**Stated goal**
Give back a single number, the count of lines containing the word "What".

[Begin]

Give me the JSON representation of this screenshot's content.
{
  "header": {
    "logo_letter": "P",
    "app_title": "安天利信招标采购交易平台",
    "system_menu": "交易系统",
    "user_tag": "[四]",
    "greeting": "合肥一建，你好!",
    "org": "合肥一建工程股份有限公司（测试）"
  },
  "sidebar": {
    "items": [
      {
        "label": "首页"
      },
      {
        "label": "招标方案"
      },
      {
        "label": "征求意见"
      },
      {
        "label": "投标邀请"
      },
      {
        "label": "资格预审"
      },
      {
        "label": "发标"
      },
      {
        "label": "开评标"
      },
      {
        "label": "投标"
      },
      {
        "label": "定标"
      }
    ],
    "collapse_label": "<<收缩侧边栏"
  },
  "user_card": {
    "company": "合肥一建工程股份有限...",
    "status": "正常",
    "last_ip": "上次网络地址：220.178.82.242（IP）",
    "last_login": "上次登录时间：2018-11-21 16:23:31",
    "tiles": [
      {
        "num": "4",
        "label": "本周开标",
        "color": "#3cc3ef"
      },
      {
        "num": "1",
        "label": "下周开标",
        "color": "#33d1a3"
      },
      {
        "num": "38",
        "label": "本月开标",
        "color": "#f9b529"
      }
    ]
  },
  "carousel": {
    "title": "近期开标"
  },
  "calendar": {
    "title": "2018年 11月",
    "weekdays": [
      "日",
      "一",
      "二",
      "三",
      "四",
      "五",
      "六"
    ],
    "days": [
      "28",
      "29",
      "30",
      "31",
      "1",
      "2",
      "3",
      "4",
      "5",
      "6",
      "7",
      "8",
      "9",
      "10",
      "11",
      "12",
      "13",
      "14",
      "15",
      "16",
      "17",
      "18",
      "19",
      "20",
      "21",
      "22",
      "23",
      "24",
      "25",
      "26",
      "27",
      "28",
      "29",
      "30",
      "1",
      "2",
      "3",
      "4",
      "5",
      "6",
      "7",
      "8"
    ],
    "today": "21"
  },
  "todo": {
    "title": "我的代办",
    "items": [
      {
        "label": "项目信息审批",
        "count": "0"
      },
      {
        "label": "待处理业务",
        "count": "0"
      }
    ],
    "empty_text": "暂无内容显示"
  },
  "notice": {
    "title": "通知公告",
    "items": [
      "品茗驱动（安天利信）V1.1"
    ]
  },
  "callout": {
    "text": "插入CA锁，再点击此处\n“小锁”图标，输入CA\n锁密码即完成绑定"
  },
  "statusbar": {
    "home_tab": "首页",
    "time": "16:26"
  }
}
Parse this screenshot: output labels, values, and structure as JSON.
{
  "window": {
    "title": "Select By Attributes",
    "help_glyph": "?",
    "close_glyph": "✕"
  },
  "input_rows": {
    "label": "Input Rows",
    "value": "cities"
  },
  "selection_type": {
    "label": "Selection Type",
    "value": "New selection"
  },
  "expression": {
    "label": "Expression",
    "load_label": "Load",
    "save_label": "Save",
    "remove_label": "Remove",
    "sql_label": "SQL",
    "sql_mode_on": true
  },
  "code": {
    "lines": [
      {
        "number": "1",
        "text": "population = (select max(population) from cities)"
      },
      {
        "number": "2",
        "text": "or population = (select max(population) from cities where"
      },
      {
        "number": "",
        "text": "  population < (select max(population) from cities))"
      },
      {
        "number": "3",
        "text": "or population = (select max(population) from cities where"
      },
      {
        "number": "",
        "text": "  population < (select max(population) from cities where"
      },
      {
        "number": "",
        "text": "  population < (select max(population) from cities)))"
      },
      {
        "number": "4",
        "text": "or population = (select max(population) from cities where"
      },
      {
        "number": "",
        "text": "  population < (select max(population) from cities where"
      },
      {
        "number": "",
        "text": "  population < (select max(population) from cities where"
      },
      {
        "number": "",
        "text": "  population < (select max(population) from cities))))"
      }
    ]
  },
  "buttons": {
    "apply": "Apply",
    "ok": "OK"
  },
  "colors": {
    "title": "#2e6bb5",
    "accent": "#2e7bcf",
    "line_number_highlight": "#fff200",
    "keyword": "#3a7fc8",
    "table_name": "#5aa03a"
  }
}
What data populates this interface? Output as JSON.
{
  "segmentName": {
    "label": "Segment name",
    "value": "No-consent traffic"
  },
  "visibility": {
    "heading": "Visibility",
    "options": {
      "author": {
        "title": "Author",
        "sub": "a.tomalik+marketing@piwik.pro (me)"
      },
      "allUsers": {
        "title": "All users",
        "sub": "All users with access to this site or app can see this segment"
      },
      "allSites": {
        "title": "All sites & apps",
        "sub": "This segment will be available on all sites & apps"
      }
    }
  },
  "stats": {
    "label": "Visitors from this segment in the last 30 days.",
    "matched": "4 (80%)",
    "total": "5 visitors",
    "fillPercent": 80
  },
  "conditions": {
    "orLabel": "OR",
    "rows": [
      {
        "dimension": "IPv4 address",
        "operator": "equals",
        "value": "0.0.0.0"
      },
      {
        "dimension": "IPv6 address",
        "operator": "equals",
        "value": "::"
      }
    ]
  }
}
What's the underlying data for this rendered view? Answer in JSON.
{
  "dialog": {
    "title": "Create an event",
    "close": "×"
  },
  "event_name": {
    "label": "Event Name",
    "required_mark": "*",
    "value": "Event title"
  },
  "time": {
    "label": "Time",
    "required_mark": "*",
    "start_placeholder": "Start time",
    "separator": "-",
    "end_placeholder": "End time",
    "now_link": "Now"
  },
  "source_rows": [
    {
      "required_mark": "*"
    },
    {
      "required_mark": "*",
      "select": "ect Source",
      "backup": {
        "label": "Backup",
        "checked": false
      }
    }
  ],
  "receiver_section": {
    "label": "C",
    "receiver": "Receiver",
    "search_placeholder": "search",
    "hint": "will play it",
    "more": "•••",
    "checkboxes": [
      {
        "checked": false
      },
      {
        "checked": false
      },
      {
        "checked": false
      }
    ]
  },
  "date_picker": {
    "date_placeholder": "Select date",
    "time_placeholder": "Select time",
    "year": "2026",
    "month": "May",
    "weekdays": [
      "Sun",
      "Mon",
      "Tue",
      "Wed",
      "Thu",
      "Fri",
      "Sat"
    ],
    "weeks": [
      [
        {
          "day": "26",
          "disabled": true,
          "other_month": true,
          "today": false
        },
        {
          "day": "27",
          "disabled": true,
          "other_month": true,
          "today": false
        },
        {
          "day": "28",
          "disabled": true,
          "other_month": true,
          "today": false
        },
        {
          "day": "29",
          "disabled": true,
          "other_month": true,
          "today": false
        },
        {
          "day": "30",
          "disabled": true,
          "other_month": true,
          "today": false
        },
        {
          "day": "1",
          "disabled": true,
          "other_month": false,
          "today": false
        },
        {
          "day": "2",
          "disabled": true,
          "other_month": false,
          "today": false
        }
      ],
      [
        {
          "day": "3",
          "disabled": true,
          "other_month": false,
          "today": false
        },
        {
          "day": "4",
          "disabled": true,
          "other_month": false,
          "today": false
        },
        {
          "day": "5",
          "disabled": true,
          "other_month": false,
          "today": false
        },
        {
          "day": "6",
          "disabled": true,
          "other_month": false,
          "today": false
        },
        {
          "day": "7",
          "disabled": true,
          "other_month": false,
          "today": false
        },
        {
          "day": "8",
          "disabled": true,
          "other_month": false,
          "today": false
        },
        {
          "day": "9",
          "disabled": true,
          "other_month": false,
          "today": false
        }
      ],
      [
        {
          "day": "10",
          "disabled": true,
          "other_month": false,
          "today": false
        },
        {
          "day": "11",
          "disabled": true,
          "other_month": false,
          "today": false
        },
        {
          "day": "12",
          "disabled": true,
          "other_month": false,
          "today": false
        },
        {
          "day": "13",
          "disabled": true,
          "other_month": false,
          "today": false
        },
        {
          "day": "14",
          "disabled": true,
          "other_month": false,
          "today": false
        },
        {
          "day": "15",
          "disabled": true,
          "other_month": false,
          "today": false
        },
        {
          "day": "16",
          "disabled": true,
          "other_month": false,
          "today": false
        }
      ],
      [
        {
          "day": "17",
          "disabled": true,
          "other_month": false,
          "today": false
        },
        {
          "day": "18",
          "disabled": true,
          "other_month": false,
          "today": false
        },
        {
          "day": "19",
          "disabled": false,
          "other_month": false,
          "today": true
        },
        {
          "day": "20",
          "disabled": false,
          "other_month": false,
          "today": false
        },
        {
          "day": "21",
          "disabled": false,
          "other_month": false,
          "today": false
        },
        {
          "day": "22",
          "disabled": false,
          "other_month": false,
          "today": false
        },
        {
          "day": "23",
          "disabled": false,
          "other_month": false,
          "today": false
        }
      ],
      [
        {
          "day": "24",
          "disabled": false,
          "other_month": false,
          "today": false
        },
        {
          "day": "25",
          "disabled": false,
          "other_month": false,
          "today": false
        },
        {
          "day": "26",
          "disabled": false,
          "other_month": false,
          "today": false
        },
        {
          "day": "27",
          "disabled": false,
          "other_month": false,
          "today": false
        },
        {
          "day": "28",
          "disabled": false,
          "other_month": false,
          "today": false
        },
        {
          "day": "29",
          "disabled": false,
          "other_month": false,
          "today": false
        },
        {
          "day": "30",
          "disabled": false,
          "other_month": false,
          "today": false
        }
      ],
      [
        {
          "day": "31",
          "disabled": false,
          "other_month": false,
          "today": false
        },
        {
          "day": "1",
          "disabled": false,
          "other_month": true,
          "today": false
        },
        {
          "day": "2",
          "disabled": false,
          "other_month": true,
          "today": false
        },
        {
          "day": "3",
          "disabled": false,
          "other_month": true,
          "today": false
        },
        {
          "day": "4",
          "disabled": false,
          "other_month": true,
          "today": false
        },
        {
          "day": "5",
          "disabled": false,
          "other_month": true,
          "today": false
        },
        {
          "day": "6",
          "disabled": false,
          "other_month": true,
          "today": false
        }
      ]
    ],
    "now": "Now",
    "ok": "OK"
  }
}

[End]

**Response**
2